* Data for processing *
begin

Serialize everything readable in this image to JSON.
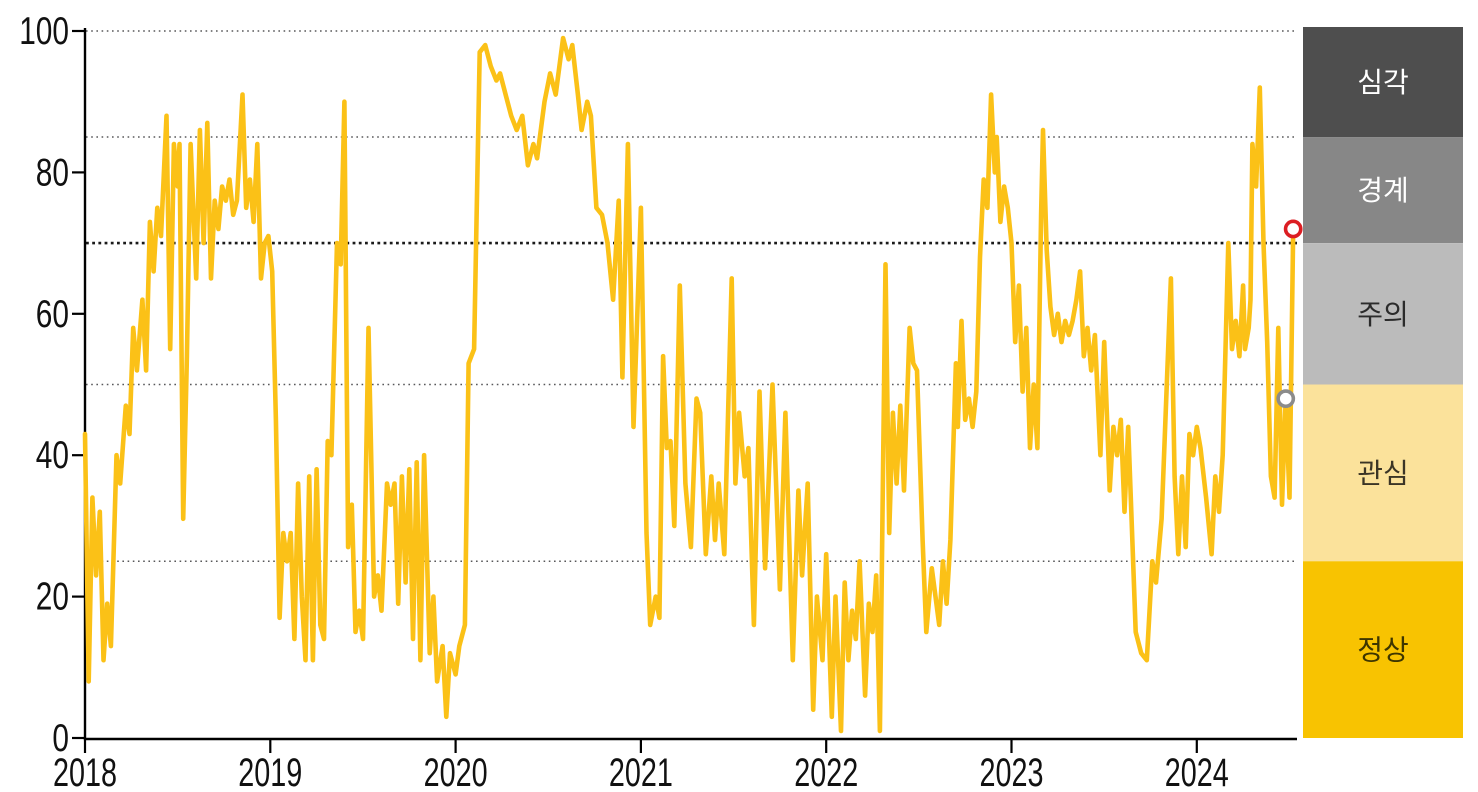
{
  "chart_data": {
    "type": "line",
    "x_axis": {
      "ticks": [
        "2018",
        "2019",
        "2020",
        "2021",
        "2022",
        "2023",
        "2024"
      ],
      "tick_values": [
        2018,
        2019,
        2020,
        2021,
        2022,
        2023,
        2024
      ],
      "range": [
        2018,
        2024.63
      ]
    },
    "y_axis": {
      "ticks": [
        "0",
        "20",
        "40",
        "60",
        "80",
        "100"
      ],
      "tick_values": [
        0,
        20,
        40,
        60,
        80,
        100
      ],
      "range": [
        0,
        100
      ]
    },
    "gridlines": {
      "grid_on": true,
      "dotted_values": [
        25,
        50,
        85,
        100
      ],
      "bold_value": 70
    },
    "legend_position": "right",
    "legend_bands": [
      {
        "label": "심각",
        "min": 85,
        "max": 100,
        "color": "#4E4E4E",
        "label_color": "#FFFFFF"
      },
      {
        "label": "경계",
        "min": 70,
        "max": 85,
        "color": "#878787",
        "label_color": "#FFFFFF"
      },
      {
        "label": "주의",
        "min": 50,
        "max": 70,
        "color": "#BBBBBB",
        "label_color": "#2B2B2B"
      },
      {
        "label": "관심",
        "min": 25,
        "max": 50,
        "color": "#FBE29B",
        "label_color": "#3B3526"
      },
      {
        "label": "정상",
        "min": 0,
        "max": 25,
        "color": "#F8C301",
        "label_color": "#3E3600"
      }
    ],
    "series": [
      {
        "name": "index",
        "color": "#FBC117",
        "width": 4.6,
        "points": [
          [
            2018.0,
            43
          ],
          [
            2018.02,
            8
          ],
          [
            2018.04,
            34
          ],
          [
            2018.06,
            23
          ],
          [
            2018.08,
            32
          ],
          [
            2018.1,
            11
          ],
          [
            2018.12,
            19
          ],
          [
            2018.14,
            13
          ],
          [
            2018.17,
            40
          ],
          [
            2018.19,
            36
          ],
          [
            2018.22,
            47
          ],
          [
            2018.24,
            43
          ],
          [
            2018.26,
            58
          ],
          [
            2018.28,
            52
          ],
          [
            2018.31,
            62
          ],
          [
            2018.33,
            52
          ],
          [
            2018.35,
            73
          ],
          [
            2018.37,
            66
          ],
          [
            2018.39,
            75
          ],
          [
            2018.41,
            71
          ],
          [
            2018.44,
            88
          ],
          [
            2018.46,
            55
          ],
          [
            2018.48,
            84
          ],
          [
            2018.5,
            78
          ],
          [
            2018.51,
            84
          ],
          [
            2018.53,
            31
          ],
          [
            2018.55,
            54
          ],
          [
            2018.57,
            84
          ],
          [
            2018.6,
            65
          ],
          [
            2018.62,
            86
          ],
          [
            2018.64,
            70
          ],
          [
            2018.66,
            87
          ],
          [
            2018.68,
            65
          ],
          [
            2018.7,
            76
          ],
          [
            2018.72,
            72
          ],
          [
            2018.74,
            78
          ],
          [
            2018.76,
            76
          ],
          [
            2018.78,
            79
          ],
          [
            2018.8,
            74
          ],
          [
            2018.82,
            76
          ],
          [
            2018.85,
            91
          ],
          [
            2018.87,
            75
          ],
          [
            2018.89,
            79
          ],
          [
            2018.91,
            73
          ],
          [
            2018.93,
            84
          ],
          [
            2018.95,
            65
          ],
          [
            2018.97,
            70
          ],
          [
            2018.99,
            71
          ],
          [
            2019.01,
            66
          ],
          [
            2019.03,
            45
          ],
          [
            2019.05,
            17
          ],
          [
            2019.07,
            29
          ],
          [
            2019.09,
            25
          ],
          [
            2019.11,
            29
          ],
          [
            2019.13,
            14
          ],
          [
            2019.15,
            36
          ],
          [
            2019.17,
            20
          ],
          [
            2019.19,
            11
          ],
          [
            2019.21,
            37
          ],
          [
            2019.23,
            11
          ],
          [
            2019.25,
            38
          ],
          [
            2019.27,
            16
          ],
          [
            2019.29,
            14
          ],
          [
            2019.31,
            42
          ],
          [
            2019.33,
            40
          ],
          [
            2019.36,
            70
          ],
          [
            2019.38,
            67
          ],
          [
            2019.4,
            90
          ],
          [
            2019.42,
            27
          ],
          [
            2019.44,
            33
          ],
          [
            2019.46,
            15
          ],
          [
            2019.48,
            18
          ],
          [
            2019.5,
            14
          ],
          [
            2019.53,
            58
          ],
          [
            2019.56,
            20
          ],
          [
            2019.58,
            23
          ],
          [
            2019.6,
            18
          ],
          [
            2019.63,
            36
          ],
          [
            2019.65,
            33
          ],
          [
            2019.67,
            36
          ],
          [
            2019.69,
            19
          ],
          [
            2019.71,
            37
          ],
          [
            2019.73,
            22
          ],
          [
            2019.75,
            38
          ],
          [
            2019.77,
            14
          ],
          [
            2019.79,
            39
          ],
          [
            2019.81,
            11
          ],
          [
            2019.83,
            40
          ],
          [
            2019.86,
            12
          ],
          [
            2019.88,
            20
          ],
          [
            2019.9,
            8
          ],
          [
            2019.93,
            13
          ],
          [
            2019.95,
            3
          ],
          [
            2019.97,
            12
          ],
          [
            2020.0,
            9
          ],
          [
            2020.02,
            13
          ],
          [
            2020.05,
            16
          ],
          [
            2020.07,
            53
          ],
          [
            2020.1,
            55
          ],
          [
            2020.13,
            97
          ],
          [
            2020.16,
            98
          ],
          [
            2020.19,
            95
          ],
          [
            2020.22,
            93
          ],
          [
            2020.24,
            94
          ],
          [
            2020.27,
            91
          ],
          [
            2020.3,
            88
          ],
          [
            2020.33,
            86
          ],
          [
            2020.36,
            88
          ],
          [
            2020.39,
            81
          ],
          [
            2020.42,
            84
          ],
          [
            2020.44,
            82
          ],
          [
            2020.48,
            90
          ],
          [
            2020.51,
            94
          ],
          [
            2020.54,
            91
          ],
          [
            2020.58,
            99
          ],
          [
            2020.61,
            96
          ],
          [
            2020.63,
            98
          ],
          [
            2020.66,
            91
          ],
          [
            2020.68,
            86
          ],
          [
            2020.71,
            90
          ],
          [
            2020.73,
            88
          ],
          [
            2020.76,
            75
          ],
          [
            2020.79,
            74
          ],
          [
            2020.82,
            70
          ],
          [
            2020.85,
            62
          ],
          [
            2020.88,
            76
          ],
          [
            2020.9,
            51
          ],
          [
            2020.93,
            84
          ],
          [
            2020.96,
            44
          ],
          [
            2021.0,
            75
          ],
          [
            2021.03,
            29
          ],
          [
            2021.05,
            16
          ],
          [
            2021.08,
            20
          ],
          [
            2021.1,
            17
          ],
          [
            2021.12,
            54
          ],
          [
            2021.14,
            41
          ],
          [
            2021.16,
            42
          ],
          [
            2021.18,
            30
          ],
          [
            2021.21,
            64
          ],
          [
            2021.24,
            36
          ],
          [
            2021.27,
            27
          ],
          [
            2021.3,
            48
          ],
          [
            2021.32,
            46
          ],
          [
            2021.35,
            26
          ],
          [
            2021.38,
            37
          ],
          [
            2021.4,
            28
          ],
          [
            2021.42,
            36
          ],
          [
            2021.45,
            26
          ],
          [
            2021.49,
            65
          ],
          [
            2021.51,
            36
          ],
          [
            2021.53,
            46
          ],
          [
            2021.56,
            37
          ],
          [
            2021.58,
            41
          ],
          [
            2021.61,
            16
          ],
          [
            2021.64,
            49
          ],
          [
            2021.67,
            24
          ],
          [
            2021.71,
            50
          ],
          [
            2021.75,
            21
          ],
          [
            2021.78,
            46
          ],
          [
            2021.82,
            11
          ],
          [
            2021.85,
            35
          ],
          [
            2021.87,
            23
          ],
          [
            2021.9,
            36
          ],
          [
            2021.93,
            4
          ],
          [
            2021.95,
            20
          ],
          [
            2021.98,
            11
          ],
          [
            2022.0,
            26
          ],
          [
            2022.03,
            3
          ],
          [
            2022.05,
            20
          ],
          [
            2022.08,
            1
          ],
          [
            2022.1,
            22
          ],
          [
            2022.12,
            11
          ],
          [
            2022.14,
            18
          ],
          [
            2022.16,
            14
          ],
          [
            2022.18,
            25
          ],
          [
            2022.21,
            6
          ],
          [
            2022.23,
            19
          ],
          [
            2022.25,
            15
          ],
          [
            2022.27,
            23
          ],
          [
            2022.29,
            1
          ],
          [
            2022.32,
            67
          ],
          [
            2022.34,
            29
          ],
          [
            2022.36,
            46
          ],
          [
            2022.38,
            36
          ],
          [
            2022.4,
            47
          ],
          [
            2022.42,
            35
          ],
          [
            2022.45,
            58
          ],
          [
            2022.47,
            53
          ],
          [
            2022.49,
            52
          ],
          [
            2022.52,
            28
          ],
          [
            2022.54,
            15
          ],
          [
            2022.57,
            24
          ],
          [
            2022.59,
            20
          ],
          [
            2022.61,
            16
          ],
          [
            2022.63,
            25
          ],
          [
            2022.65,
            19
          ],
          [
            2022.67,
            28
          ],
          [
            2022.7,
            53
          ],
          [
            2022.71,
            44
          ],
          [
            2022.73,
            59
          ],
          [
            2022.75,
            45
          ],
          [
            2022.77,
            48
          ],
          [
            2022.79,
            44
          ],
          [
            2022.81,
            49
          ],
          [
            2022.83,
            68
          ],
          [
            2022.85,
            79
          ],
          [
            2022.87,
            75
          ],
          [
            2022.89,
            91
          ],
          [
            2022.91,
            80
          ],
          [
            2022.92,
            85
          ],
          [
            2022.94,
            73
          ],
          [
            2022.96,
            78
          ],
          [
            2022.98,
            75
          ],
          [
            2023.0,
            70
          ],
          [
            2023.02,
            56
          ],
          [
            2023.04,
            64
          ],
          [
            2023.06,
            49
          ],
          [
            2023.08,
            58
          ],
          [
            2023.1,
            41
          ],
          [
            2023.12,
            50
          ],
          [
            2023.14,
            41
          ],
          [
            2023.16,
            74
          ],
          [
            2023.17,
            86
          ],
          [
            2023.19,
            69
          ],
          [
            2023.21,
            61
          ],
          [
            2023.23,
            57
          ],
          [
            2023.25,
            60
          ],
          [
            2023.27,
            56
          ],
          [
            2023.29,
            59
          ],
          [
            2023.31,
            57
          ],
          [
            2023.33,
            59
          ],
          [
            2023.35,
            62
          ],
          [
            2023.37,
            66
          ],
          [
            2023.39,
            54
          ],
          [
            2023.41,
            58
          ],
          [
            2023.43,
            52
          ],
          [
            2023.45,
            57
          ],
          [
            2023.48,
            40
          ],
          [
            2023.5,
            56
          ],
          [
            2023.53,
            35
          ],
          [
            2023.55,
            44
          ],
          [
            2023.57,
            40
          ],
          [
            2023.59,
            45
          ],
          [
            2023.61,
            32
          ],
          [
            2023.63,
            44
          ],
          [
            2023.67,
            15
          ],
          [
            2023.7,
            12
          ],
          [
            2023.73,
            11
          ],
          [
            2023.76,
            25
          ],
          [
            2023.78,
            22
          ],
          [
            2023.81,
            31
          ],
          [
            2023.86,
            65
          ],
          [
            2023.88,
            37
          ],
          [
            2023.9,
            26
          ],
          [
            2023.92,
            37
          ],
          [
            2023.94,
            27
          ],
          [
            2023.96,
            43
          ],
          [
            2023.98,
            40
          ],
          [
            2024.0,
            44
          ],
          [
            2024.02,
            41
          ],
          [
            2024.05,
            34
          ],
          [
            2024.08,
            26
          ],
          [
            2024.1,
            37
          ],
          [
            2024.12,
            32
          ],
          [
            2024.14,
            40
          ],
          [
            2024.17,
            70
          ],
          [
            2024.19,
            55
          ],
          [
            2024.21,
            59
          ],
          [
            2024.23,
            54
          ],
          [
            2024.25,
            64
          ],
          [
            2024.26,
            55
          ],
          [
            2024.28,
            58
          ],
          [
            2024.29,
            62
          ],
          [
            2024.3,
            84
          ],
          [
            2024.32,
            78
          ],
          [
            2024.34,
            92
          ],
          [
            2024.36,
            70
          ],
          [
            2024.38,
            56
          ],
          [
            2024.4,
            37
          ],
          [
            2024.42,
            34
          ],
          [
            2024.44,
            58
          ],
          [
            2024.46,
            33
          ],
          [
            2024.48,
            48
          ],
          [
            2024.5,
            34
          ],
          [
            2024.52,
            72
          ]
        ]
      }
    ],
    "markers": [
      {
        "name": "previous-point",
        "x": 2024.48,
        "y": 48,
        "ring_color": "#8B8B8B"
      },
      {
        "name": "latest-point",
        "x": 2024.52,
        "y": 72,
        "ring_color": "#DC1E23"
      }
    ],
    "colors": {
      "background": "#FFFFFF",
      "axis": "#000000",
      "tick_label": "#111111",
      "gridline": "#58585A",
      "bold_gridline": "#1A1A1A"
    }
  }
}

end

* Directions for this task *
Copy out every line with the word "name".

* Problem solution *
        "name": "index",
        "name": "previous-point",
        "name": "latest-point",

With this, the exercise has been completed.